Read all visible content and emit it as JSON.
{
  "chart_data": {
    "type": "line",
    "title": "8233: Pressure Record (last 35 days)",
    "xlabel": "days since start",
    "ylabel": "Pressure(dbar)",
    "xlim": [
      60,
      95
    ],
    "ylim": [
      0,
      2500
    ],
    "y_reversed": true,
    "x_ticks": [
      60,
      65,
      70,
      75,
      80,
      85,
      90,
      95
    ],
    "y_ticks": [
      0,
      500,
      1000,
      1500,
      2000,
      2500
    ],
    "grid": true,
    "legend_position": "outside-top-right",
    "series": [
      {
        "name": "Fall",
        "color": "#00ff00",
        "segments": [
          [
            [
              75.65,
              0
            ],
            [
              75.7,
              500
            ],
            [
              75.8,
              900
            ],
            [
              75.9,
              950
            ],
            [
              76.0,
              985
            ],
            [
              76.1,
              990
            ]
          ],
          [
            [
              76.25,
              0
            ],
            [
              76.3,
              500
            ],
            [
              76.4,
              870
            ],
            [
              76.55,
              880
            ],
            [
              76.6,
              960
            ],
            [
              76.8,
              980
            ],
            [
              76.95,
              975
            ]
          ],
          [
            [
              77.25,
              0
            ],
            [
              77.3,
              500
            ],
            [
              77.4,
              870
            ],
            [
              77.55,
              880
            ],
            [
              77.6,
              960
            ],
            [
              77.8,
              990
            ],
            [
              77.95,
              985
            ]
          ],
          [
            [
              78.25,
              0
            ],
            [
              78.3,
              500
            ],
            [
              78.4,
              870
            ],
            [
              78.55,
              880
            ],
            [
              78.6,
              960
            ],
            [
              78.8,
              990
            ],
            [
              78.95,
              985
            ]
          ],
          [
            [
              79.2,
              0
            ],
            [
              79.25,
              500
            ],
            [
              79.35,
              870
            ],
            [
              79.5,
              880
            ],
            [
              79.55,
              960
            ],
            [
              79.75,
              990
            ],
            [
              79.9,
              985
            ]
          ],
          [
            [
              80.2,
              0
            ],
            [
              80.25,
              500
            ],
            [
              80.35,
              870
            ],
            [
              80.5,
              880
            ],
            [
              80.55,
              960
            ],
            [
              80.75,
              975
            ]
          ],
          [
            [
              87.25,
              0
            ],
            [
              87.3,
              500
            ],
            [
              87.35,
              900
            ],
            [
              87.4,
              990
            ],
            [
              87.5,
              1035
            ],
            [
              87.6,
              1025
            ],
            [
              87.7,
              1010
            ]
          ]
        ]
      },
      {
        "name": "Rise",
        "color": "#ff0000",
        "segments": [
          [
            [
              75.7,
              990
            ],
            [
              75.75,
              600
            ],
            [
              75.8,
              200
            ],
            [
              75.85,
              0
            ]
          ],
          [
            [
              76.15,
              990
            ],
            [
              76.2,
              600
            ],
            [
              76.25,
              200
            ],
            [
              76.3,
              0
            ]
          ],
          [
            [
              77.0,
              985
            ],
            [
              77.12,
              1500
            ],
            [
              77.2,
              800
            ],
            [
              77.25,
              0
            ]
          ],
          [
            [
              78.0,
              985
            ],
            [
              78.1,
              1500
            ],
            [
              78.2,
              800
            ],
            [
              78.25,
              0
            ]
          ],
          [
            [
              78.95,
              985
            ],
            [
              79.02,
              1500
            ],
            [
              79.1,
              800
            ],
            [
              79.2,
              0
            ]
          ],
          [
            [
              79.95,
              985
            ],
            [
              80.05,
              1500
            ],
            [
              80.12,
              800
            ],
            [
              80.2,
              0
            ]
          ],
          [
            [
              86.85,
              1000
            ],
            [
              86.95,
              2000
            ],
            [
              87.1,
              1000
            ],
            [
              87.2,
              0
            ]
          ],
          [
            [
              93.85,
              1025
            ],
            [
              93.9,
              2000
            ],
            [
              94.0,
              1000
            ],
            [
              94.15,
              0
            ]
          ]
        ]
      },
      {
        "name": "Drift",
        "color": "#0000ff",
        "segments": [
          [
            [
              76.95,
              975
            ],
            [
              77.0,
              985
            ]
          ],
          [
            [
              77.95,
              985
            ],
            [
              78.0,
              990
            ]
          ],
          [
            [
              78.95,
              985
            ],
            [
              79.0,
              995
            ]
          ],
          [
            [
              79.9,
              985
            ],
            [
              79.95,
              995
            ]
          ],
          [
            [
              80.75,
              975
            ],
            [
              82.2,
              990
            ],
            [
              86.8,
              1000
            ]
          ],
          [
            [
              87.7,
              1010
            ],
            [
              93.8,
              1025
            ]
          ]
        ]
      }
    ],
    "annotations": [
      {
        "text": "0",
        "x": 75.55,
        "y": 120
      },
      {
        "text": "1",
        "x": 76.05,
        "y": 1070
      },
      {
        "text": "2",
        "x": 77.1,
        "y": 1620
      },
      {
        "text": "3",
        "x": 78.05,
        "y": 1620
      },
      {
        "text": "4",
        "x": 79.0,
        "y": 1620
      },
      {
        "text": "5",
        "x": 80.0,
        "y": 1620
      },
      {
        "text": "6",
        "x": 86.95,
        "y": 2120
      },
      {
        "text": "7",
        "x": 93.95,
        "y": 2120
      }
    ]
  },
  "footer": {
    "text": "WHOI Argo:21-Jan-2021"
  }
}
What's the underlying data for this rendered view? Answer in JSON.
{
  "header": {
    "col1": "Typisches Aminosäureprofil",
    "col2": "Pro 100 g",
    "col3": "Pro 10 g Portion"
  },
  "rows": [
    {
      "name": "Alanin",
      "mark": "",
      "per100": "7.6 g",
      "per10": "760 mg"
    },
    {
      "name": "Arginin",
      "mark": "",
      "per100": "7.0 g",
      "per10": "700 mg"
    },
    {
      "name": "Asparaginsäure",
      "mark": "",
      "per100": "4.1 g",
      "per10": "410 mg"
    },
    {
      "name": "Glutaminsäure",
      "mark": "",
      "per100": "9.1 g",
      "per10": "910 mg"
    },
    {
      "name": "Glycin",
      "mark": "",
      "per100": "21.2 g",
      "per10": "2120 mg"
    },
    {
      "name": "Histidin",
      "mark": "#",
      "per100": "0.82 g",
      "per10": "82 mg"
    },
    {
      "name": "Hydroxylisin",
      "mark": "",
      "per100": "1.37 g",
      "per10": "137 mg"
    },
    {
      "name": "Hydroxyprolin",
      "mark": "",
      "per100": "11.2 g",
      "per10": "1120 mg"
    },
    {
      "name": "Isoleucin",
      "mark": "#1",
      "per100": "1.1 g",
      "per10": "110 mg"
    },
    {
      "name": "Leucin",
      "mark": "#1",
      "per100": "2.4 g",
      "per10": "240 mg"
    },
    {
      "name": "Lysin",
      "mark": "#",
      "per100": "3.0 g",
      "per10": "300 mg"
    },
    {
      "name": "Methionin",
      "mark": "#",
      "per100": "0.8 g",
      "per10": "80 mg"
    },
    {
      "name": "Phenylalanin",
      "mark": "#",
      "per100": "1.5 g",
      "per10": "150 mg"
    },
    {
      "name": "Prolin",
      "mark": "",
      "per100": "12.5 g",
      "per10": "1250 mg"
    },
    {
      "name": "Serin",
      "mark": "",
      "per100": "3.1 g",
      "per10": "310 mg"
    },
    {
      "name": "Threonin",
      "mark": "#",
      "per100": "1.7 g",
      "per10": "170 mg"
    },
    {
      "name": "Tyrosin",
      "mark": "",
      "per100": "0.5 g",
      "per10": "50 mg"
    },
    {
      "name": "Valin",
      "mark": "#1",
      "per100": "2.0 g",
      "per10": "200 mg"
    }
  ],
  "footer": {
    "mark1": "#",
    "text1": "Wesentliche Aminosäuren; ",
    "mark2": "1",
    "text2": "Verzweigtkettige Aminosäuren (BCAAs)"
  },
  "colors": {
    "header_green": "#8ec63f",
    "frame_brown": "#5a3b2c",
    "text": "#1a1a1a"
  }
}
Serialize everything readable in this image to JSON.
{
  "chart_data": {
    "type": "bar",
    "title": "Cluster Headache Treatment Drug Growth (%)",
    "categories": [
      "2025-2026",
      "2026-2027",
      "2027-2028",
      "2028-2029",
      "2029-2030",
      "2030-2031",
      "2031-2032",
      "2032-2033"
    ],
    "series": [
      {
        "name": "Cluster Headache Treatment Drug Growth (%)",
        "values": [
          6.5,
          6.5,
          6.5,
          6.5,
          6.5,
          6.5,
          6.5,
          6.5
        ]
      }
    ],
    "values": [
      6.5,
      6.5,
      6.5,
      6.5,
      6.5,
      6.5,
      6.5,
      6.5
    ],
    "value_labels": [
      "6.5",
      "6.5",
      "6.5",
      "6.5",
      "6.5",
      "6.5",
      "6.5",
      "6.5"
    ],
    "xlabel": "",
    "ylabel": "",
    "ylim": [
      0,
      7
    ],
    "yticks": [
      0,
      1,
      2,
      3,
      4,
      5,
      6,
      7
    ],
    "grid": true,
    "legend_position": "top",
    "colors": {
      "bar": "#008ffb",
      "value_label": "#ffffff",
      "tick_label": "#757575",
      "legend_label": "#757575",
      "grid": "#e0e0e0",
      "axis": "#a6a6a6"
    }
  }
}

> [Problem to solve]: Reproduce exactly the lines from the one with "Serialize everything readable" through the end of the entries above, both ends included.

> [Full solution]:
Serialize everything readable in this image to JSON.
{
  "chart_data": {
    "type": "bar",
    "title": "Cluster Headache Treatment Drug Growth (%)",
    "categories": [
      "2025-2026",
      "2026-2027",
      "2027-2028",
      "2028-2029",
      "2029-2030",
      "2030-2031",
      "2031-2032",
      "2032-2033"
    ],
    "series": [
      {
        "name": "Cluster Headache Treatment Drug Growth (%)",
        "values": [
          6.5,
          6.5,
          6.5,
          6.5,
          6.5,
          6.5,
          6.5,
          6.5
        ]
      }
    ],
    "values": [
      6.5,
      6.5,
      6.5,
      6.5,
      6.5,
      6.5,
      6.5,
      6.5
    ],
    "value_labels": [
      "6.5",
      "6.5",
      "6.5",
      "6.5",
      "6.5",
      "6.5",
      "6.5",
      "6.5"
    ],
    "xlabel": "",
    "ylabel": "",
    "ylim": [
      0,
      7
    ],
    "yticks": [
      0,
      1,
      2,
      3,
      4,
      5,
      6,
      7
    ],
    "grid": true,
    "legend_position": "top",
    "colors": {
      "bar": "#008ffb",
      "value_label": "#ffffff",
      "tick_label": "#757575",
      "legend_label": "#757575",
      "grid": "#e0e0e0",
      "axis": "#a6a6a6"
    }
  }
}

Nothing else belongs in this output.